• [Problem]: Find the string "JSON" in the records. Copy every line it appears in.

--- start of Records supplied ---

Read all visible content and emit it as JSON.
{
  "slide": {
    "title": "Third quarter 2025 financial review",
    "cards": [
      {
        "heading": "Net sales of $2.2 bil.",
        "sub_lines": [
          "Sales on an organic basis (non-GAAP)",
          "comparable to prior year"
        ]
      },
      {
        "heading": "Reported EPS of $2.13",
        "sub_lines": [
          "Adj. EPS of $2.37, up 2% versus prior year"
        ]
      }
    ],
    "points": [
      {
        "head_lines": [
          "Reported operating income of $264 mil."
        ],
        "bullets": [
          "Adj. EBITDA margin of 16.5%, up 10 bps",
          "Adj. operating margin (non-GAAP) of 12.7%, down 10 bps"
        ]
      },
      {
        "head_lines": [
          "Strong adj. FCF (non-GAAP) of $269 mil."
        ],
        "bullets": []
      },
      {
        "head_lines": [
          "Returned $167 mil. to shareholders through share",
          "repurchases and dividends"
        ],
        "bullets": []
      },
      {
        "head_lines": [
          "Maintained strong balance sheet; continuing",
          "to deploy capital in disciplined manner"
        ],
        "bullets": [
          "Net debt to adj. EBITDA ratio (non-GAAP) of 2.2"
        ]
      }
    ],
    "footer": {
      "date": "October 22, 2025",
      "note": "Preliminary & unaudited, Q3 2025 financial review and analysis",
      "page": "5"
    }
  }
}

--- end of Records supplied ---
--- start of Records supplied ---

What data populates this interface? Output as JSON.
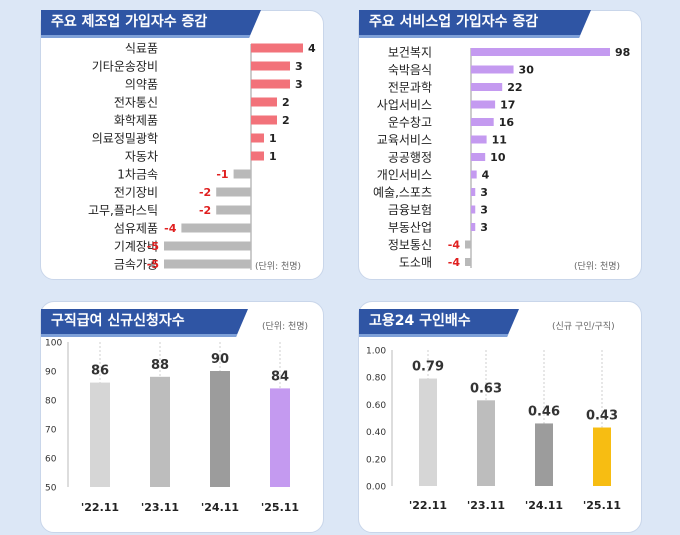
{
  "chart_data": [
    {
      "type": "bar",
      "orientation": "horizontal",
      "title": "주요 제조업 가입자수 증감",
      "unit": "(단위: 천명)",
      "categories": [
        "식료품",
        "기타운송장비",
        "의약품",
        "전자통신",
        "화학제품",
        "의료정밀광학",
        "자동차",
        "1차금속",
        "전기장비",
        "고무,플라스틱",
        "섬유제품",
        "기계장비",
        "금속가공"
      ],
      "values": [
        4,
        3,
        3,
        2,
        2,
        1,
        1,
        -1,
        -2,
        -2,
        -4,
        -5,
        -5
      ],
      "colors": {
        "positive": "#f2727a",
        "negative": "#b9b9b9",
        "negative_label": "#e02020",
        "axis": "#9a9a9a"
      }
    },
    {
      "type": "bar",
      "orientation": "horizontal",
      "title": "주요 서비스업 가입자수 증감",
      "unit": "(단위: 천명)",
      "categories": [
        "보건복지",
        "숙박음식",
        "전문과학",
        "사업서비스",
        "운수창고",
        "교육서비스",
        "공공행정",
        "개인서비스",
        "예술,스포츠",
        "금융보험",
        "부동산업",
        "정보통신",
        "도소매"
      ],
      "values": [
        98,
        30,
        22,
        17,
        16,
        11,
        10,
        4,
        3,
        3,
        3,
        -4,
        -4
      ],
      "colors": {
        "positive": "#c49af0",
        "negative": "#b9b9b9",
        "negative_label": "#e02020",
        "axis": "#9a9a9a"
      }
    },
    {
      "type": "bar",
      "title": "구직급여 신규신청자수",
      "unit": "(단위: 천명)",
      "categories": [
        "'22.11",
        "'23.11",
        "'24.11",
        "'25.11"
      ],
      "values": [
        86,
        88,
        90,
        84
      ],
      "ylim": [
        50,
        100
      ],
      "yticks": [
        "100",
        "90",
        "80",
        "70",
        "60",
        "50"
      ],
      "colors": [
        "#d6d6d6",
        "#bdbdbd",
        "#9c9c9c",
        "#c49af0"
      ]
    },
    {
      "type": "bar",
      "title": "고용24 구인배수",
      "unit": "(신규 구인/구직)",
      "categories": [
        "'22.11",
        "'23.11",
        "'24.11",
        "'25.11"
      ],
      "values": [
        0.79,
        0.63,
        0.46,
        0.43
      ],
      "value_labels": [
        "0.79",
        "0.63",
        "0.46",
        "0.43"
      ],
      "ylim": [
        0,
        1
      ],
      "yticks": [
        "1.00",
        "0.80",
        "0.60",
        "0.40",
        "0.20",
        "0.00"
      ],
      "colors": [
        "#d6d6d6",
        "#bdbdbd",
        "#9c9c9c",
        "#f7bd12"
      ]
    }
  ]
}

--- end of Records supplied ---

• [Response]:
Read all visible content and emit it as JSON.
What data populates this interface? Output as JSON.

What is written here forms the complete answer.